## BEGIN Material to process
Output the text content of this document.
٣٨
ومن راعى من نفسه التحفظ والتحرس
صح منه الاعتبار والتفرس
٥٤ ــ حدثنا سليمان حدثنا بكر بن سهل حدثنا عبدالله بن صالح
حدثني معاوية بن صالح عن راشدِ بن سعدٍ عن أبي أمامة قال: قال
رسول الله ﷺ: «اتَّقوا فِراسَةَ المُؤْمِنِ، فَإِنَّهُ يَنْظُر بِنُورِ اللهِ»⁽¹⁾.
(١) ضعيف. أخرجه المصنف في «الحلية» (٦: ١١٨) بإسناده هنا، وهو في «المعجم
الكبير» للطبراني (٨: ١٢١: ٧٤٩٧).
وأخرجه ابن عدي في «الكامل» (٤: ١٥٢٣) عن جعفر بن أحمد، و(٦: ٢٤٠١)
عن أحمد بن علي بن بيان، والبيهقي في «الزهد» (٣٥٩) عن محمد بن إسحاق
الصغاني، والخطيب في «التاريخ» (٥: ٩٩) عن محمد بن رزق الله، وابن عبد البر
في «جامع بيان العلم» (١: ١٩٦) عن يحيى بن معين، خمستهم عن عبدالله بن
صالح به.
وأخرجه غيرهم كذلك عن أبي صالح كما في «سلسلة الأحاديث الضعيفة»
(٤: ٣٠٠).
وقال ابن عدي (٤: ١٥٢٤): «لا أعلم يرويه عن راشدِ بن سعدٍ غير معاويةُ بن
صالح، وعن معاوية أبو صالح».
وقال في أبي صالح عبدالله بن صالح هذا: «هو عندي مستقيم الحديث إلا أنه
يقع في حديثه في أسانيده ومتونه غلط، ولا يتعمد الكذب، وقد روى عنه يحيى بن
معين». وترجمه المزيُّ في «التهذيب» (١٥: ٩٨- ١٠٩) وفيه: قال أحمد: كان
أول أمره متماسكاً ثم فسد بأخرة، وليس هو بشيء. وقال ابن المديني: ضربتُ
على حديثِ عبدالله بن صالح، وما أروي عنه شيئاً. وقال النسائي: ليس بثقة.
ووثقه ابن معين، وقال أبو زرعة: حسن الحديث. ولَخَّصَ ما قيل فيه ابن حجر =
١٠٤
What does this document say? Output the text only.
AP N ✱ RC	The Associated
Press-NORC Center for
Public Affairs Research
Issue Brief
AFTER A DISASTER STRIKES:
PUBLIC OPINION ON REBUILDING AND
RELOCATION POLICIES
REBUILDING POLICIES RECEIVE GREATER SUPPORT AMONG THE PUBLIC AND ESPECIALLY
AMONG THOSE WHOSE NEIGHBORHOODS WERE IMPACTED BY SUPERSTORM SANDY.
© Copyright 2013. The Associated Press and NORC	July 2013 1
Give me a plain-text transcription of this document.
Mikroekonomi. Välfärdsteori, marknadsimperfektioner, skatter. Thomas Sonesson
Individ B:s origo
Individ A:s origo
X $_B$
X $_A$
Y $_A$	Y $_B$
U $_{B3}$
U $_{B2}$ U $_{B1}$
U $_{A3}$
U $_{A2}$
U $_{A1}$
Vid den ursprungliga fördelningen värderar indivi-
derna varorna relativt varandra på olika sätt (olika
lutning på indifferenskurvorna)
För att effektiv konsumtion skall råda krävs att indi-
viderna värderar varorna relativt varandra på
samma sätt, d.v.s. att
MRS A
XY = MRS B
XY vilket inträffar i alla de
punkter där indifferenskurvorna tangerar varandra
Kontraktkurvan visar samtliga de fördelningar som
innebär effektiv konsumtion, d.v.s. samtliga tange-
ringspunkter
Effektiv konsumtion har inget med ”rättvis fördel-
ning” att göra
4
## END Material to process
### Short task
Output each record precisely as given.

### Solution to this problem
Output the text content of this document.
٣٨
ومن راعى من نفسه التحفظ والتحرس
صح منه الاعتبار والتفرس
٥٤ ــ حدثنا سليمان حدثنا بكر بن سهل حدثنا عبدالله بن صالح
حدثني معاوية بن صالح عن راشدِ بن سعدٍ عن أبي أمامة قال: قال
رسول الله ﷺ: «اتَّقوا فِراسَةَ المُؤْمِنِ، فَإِنَّهُ يَنْظُر بِنُورِ اللهِ»⁽¹⁾.
(١) ضعيف. أخرجه المصنف في «الحلية» (٦: ١١٨) بإسناده هنا، وهو في «المعجم
الكبير» للطبراني (٨: ١٢١: ٧٤٩٧).
وأخرجه ابن عدي في «الكامل» (٤: ١٥٢٣) عن جعفر بن أحمد، و(٦: ٢٤٠١)
عن أحمد بن علي بن بيان، والبيهقي في «الزهد» (٣٥٩) عن محمد بن إسحاق
الصغاني، والخطيب في «التاريخ» (٥: ٩٩) عن محمد بن رزق الله، وابن عبد البر
في «جامع بيان العلم» (١: ١٩٦) عن يحيى بن معين، خمستهم عن عبدالله بن
صالح به.
وأخرجه غيرهم كذلك عن أبي صالح كما في «سلسلة الأحاديث الضعيفة»
(٤: ٣٠٠).
وقال ابن عدي (٤: ١٥٢٤): «لا أعلم يرويه عن راشدِ بن سعدٍ غير معاويةُ بن
صالح، وعن معاوية أبو صالح».
وقال في أبي صالح عبدالله بن صالح هذا: «هو عندي مستقيم الحديث إلا أنه
يقع في حديثه في أسانيده ومتونه غلط، ولا يتعمد الكذب، وقد روى عنه يحيى بن
معين». وترجمه المزيُّ في «التهذيب» (١٥: ٩٨- ١٠٩) وفيه: قال أحمد: كان
أول أمره متماسكاً ثم فسد بأخرة، وليس هو بشيء. وقال ابن المديني: ضربتُ
على حديثِ عبدالله بن صالح، وما أروي عنه شيئاً. وقال النسائي: ليس بثقة.
ووثقه ابن معين، وقال أبو زرعة: حسن الحديث. ولَخَّصَ ما قيل فيه ابن حجر =
١٠٤
What does this document say? Output the text only.
AP N ✱ RC	The Associated
Press-NORC Center for
Public Affairs Research
Issue Brief
AFTER A DISASTER STRIKES:
PUBLIC OPINION ON REBUILDING AND
RELOCATION POLICIES
REBUILDING POLICIES RECEIVE GREATER SUPPORT AMONG THE PUBLIC AND ESPECIALLY
AMONG THOSE WHOSE NEIGHBORHOODS WERE IMPACTED BY SUPERSTORM SANDY.
© Copyright 2013. The Associated Press and NORC	July 2013 1
Give me a plain-text transcription of this document.
Mikroekonomi. Välfärdsteori, marknadsimperfektioner, skatter. Thomas Sonesson
Individ B:s origo
Individ A:s origo
X $_B$
X $_A$
Y $_A$	Y $_B$
U $_{B3}$
U $_{B2}$ U $_{B1}$
U $_{A3}$
U $_{A2}$
U $_{A1}$
Vid den ursprungliga fördelningen värderar indivi-
derna varorna relativt varandra på olika sätt (olika
lutning på indifferenskurvorna)
För att effektiv konsumtion skall råda krävs att indi-
viderna värderar varorna relativt varandra på
samma sätt, d.v.s. att
MRS A
XY = MRS B
XY vilket inträffar i alla de
punkter där indifferenskurvorna tangerar varandra
Kontraktkurvan visar samtliga de fördelningar som
innebär effektiv konsumtion, d.v.s. samtliga tange-
ringspunkter
Effektiv konsumtion har inget med ”rättvis fördel-
ning” att göra
4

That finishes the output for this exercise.